Goal of the exercise »
Find all the lines with "values" and gather them.

[Extracted records]
++++
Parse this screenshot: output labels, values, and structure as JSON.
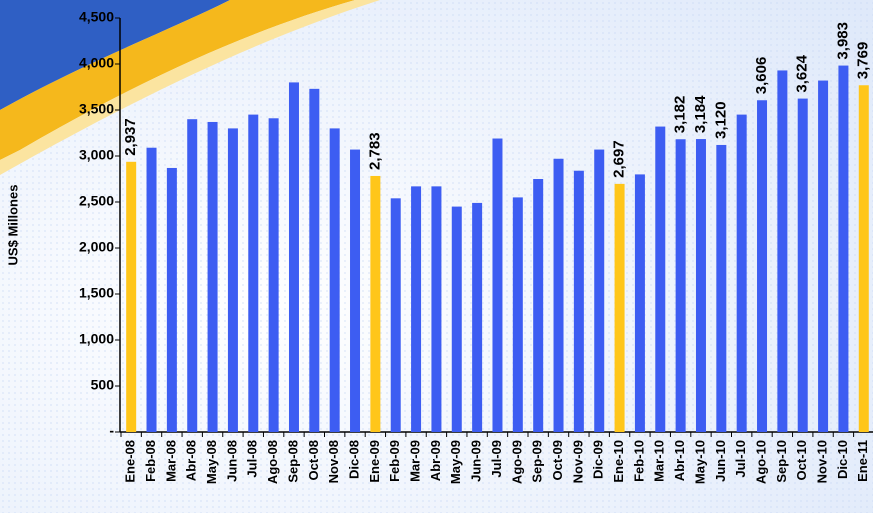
{
  "chart_data": {
    "type": "bar",
    "y_label": "US$ Millones",
    "categories": [
      "Ene-08",
      "Feb-08",
      "Mar-08",
      "Abr-08",
      "May-08",
      "Jun-08",
      "Jul-08",
      "Ago-08",
      "Sep-08",
      "Oct-08",
      "Nov-08",
      "Dic-08",
      "Ene-09",
      "Feb-09",
      "Mar-09",
      "Abr-09",
      "May-09",
      "Jun-09",
      "Jul-09",
      "Ago-09",
      "Sep-09",
      "Oct-09",
      "Nov-09",
      "Dic-09",
      "Ene-10",
      "Feb-10",
      "Mar-10",
      "Abr-10",
      "May-10",
      "Jun-10",
      "Jul-10",
      "Ago-10",
      "Sep-10",
      "Oct-10",
      "Nov-10",
      "Dic-10",
      "Ene-11"
    ],
    "values": [
      2937,
      3090,
      2870,
      3400,
      3370,
      3300,
      3450,
      3410,
      3800,
      3730,
      3300,
      3070,
      2783,
      2540,
      2670,
      2670,
      2450,
      2490,
      3190,
      2550,
      2750,
      2970,
      2840,
      3070,
      2697,
      2800,
      3320,
      3182,
      3184,
      3120,
      3450,
      3606,
      3930,
      3624,
      3820,
      3983,
      3769
    ],
    "value_labels": [
      "2,937",
      null,
      null,
      null,
      null,
      null,
      null,
      null,
      null,
      null,
      null,
      null,
      "2,783",
      null,
      null,
      null,
      null,
      null,
      null,
      null,
      null,
      null,
      null,
      null,
      "2,697",
      null,
      null,
      "3,182",
      "3,184",
      "3,120",
      null,
      "3,606",
      null,
      "3,624",
      null,
      "3,983",
      "3,769"
    ],
    "colors": [
      "#ffc61a",
      "#3d5df2",
      "#3d5df2",
      "#3d5df2",
      "#3d5df2",
      "#3d5df2",
      "#3d5df2",
      "#3d5df2",
      "#3d5df2",
      "#3d5df2",
      "#3d5df2",
      "#3d5df2",
      "#ffc61a",
      "#3d5df2",
      "#3d5df2",
      "#3d5df2",
      "#3d5df2",
      "#3d5df2",
      "#3d5df2",
      "#3d5df2",
      "#3d5df2",
      "#3d5df2",
      "#3d5df2",
      "#3d5df2",
      "#ffc61a",
      "#3d5df2",
      "#3d5df2",
      "#3d5df2",
      "#3d5df2",
      "#3d5df2",
      "#3d5df2",
      "#3d5df2",
      "#3d5df2",
      "#3d5df2",
      "#3d5df2",
      "#3d5df2",
      "#ffc61a"
    ],
    "ylim": [
      0,
      4500
    ],
    "yticks": [
      {
        "value": 0,
        "label": "-"
      },
      500,
      {
        "value": 1000,
        "label": "1,000"
      },
      {
        "value": 1500,
        "label": "1,500"
      },
      {
        "value": 2000,
        "label": "2,000"
      },
      {
        "value": 2500,
        "label": "2,500"
      },
      {
        "value": 3000,
        "label": "3,000"
      },
      {
        "value": 3500,
        "label": "3,500"
      },
      {
        "value": 4000,
        "label": "4,000"
      },
      {
        "value": 4500,
        "label": "4,500"
      }
    ],
    "grid": false
  }
}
++++
Full answer »
Parse this screenshot: output labels, values, and structure as JSON.
    "values": [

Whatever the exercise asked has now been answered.